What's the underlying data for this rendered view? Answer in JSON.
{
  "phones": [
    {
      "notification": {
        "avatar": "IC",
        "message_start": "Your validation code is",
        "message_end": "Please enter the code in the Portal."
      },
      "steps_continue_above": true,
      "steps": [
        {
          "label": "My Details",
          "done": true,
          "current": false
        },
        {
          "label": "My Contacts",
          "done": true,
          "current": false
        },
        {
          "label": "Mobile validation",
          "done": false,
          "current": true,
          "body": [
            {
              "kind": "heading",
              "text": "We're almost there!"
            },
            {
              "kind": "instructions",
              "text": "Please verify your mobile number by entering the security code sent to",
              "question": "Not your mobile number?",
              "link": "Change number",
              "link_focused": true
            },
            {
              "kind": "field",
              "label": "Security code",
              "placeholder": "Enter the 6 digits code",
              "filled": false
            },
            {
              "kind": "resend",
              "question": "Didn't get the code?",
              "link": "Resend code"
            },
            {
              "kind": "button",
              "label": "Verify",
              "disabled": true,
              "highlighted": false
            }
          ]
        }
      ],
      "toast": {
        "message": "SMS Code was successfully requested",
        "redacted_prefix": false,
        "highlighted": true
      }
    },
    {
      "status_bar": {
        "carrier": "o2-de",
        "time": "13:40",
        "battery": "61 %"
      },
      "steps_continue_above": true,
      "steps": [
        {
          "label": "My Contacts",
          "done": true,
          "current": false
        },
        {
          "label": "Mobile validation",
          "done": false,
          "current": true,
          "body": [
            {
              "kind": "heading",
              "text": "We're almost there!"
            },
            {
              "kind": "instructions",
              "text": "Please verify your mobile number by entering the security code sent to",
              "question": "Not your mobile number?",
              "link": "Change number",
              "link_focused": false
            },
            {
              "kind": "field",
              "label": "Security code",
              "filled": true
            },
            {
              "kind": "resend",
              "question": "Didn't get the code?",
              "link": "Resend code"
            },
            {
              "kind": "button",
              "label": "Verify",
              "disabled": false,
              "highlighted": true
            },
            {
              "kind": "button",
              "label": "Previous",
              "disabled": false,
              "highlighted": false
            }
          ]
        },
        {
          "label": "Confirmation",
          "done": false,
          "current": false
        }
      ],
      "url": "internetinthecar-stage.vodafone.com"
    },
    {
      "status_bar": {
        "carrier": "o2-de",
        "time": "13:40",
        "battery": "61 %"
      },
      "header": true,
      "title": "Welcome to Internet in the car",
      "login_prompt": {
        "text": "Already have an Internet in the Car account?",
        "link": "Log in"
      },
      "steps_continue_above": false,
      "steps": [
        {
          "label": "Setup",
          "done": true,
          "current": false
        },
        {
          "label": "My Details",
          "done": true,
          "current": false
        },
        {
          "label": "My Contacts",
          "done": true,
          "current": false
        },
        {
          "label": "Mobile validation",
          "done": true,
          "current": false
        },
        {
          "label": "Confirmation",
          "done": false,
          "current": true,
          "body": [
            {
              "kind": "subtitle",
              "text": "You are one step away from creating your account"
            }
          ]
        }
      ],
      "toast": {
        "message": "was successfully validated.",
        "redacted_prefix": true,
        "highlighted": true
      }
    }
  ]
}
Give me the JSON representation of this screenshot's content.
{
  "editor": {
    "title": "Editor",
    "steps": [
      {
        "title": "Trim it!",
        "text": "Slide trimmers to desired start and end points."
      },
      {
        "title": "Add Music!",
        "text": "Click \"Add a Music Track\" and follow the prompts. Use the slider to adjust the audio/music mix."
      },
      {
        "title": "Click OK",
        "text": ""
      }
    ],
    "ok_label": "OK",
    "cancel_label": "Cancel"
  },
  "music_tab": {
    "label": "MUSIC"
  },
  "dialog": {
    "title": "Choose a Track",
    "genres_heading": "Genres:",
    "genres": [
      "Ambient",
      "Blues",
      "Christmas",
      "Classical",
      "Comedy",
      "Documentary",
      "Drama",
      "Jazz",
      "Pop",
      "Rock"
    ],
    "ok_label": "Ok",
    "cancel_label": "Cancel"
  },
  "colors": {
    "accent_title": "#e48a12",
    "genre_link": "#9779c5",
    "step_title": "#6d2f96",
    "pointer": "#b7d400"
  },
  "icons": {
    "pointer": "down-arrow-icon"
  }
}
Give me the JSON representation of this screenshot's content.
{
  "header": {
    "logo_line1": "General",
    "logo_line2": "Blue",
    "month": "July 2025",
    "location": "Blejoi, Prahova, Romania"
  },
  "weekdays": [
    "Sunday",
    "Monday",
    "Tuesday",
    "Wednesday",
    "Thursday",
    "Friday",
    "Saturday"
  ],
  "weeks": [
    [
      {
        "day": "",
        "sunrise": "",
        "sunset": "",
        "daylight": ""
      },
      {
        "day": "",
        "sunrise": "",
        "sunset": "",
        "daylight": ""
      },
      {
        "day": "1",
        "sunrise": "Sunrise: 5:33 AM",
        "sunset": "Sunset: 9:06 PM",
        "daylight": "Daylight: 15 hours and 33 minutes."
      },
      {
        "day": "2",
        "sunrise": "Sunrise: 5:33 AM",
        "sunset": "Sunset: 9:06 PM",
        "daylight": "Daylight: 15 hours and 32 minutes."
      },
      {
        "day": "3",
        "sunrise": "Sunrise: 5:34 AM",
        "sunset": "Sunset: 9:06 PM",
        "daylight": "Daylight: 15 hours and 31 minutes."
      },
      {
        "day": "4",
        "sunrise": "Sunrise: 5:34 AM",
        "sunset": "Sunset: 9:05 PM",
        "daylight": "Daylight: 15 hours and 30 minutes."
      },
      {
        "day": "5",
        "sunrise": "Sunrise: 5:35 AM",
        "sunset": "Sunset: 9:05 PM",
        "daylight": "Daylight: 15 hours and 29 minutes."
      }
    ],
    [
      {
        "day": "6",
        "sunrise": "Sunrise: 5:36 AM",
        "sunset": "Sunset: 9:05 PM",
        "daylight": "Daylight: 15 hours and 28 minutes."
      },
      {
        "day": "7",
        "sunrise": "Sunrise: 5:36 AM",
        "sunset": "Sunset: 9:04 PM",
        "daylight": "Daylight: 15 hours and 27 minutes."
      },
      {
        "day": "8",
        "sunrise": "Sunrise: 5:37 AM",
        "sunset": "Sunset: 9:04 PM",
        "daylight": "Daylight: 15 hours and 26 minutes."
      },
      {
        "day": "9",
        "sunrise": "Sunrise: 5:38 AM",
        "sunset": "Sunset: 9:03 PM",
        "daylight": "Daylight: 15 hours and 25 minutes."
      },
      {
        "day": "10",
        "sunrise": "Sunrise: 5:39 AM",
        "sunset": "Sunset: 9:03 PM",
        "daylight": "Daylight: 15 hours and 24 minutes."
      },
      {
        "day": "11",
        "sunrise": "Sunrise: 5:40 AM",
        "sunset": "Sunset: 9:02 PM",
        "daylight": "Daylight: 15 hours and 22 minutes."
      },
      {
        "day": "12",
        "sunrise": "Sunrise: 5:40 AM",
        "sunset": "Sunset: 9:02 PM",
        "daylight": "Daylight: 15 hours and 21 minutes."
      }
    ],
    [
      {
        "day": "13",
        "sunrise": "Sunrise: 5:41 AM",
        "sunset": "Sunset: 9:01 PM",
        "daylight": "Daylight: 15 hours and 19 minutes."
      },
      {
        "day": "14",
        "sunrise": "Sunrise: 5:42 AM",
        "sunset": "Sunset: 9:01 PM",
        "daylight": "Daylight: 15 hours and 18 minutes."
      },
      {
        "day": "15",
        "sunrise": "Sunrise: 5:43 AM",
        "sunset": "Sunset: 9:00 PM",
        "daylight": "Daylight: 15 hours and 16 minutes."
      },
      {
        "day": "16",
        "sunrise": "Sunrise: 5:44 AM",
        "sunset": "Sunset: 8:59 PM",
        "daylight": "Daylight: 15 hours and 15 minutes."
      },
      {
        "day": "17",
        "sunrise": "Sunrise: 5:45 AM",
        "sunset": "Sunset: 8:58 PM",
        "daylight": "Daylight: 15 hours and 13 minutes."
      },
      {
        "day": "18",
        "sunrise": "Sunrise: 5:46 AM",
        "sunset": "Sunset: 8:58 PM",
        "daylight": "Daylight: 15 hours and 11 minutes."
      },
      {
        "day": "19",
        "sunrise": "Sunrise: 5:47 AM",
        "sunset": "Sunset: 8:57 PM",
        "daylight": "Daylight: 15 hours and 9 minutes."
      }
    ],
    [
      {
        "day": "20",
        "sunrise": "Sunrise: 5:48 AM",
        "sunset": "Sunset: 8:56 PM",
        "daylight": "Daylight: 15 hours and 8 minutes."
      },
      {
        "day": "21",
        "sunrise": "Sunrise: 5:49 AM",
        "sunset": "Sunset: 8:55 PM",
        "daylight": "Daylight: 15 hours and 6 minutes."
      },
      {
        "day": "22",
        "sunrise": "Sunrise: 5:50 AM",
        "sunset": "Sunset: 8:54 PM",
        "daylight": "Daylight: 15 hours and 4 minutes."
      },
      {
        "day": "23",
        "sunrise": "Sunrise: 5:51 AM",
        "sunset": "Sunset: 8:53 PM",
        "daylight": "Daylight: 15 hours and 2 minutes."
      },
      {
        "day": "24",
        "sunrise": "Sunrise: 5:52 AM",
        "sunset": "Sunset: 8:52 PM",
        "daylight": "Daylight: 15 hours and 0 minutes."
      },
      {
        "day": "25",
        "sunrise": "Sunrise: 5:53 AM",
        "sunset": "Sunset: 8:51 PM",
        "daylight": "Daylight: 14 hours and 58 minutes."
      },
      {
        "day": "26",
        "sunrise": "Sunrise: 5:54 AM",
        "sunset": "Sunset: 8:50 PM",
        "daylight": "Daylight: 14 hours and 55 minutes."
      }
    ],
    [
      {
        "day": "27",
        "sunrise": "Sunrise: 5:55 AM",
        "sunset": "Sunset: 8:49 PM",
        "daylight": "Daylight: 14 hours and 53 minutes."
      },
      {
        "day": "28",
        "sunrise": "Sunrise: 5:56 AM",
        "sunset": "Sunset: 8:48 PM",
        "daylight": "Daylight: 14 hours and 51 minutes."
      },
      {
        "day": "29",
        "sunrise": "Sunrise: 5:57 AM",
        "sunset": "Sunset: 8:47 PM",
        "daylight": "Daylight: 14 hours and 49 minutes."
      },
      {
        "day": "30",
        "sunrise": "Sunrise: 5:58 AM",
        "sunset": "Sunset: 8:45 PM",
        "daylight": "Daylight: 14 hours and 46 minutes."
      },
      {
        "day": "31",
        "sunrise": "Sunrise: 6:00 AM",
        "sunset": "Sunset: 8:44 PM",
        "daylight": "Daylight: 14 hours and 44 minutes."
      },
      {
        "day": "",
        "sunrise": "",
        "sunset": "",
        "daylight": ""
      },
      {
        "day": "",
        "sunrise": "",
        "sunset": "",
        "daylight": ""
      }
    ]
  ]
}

■ ■ ■ ■ ■ ■ ■

### Directions
Check each line above for "Track" and return the ones that have it.

### Solution to this exercise
        "text": "Click \"Add a Music Track\" and follow the prompts. Use the slider to adjust the audio/music mix."
    "title": "Choose a Track",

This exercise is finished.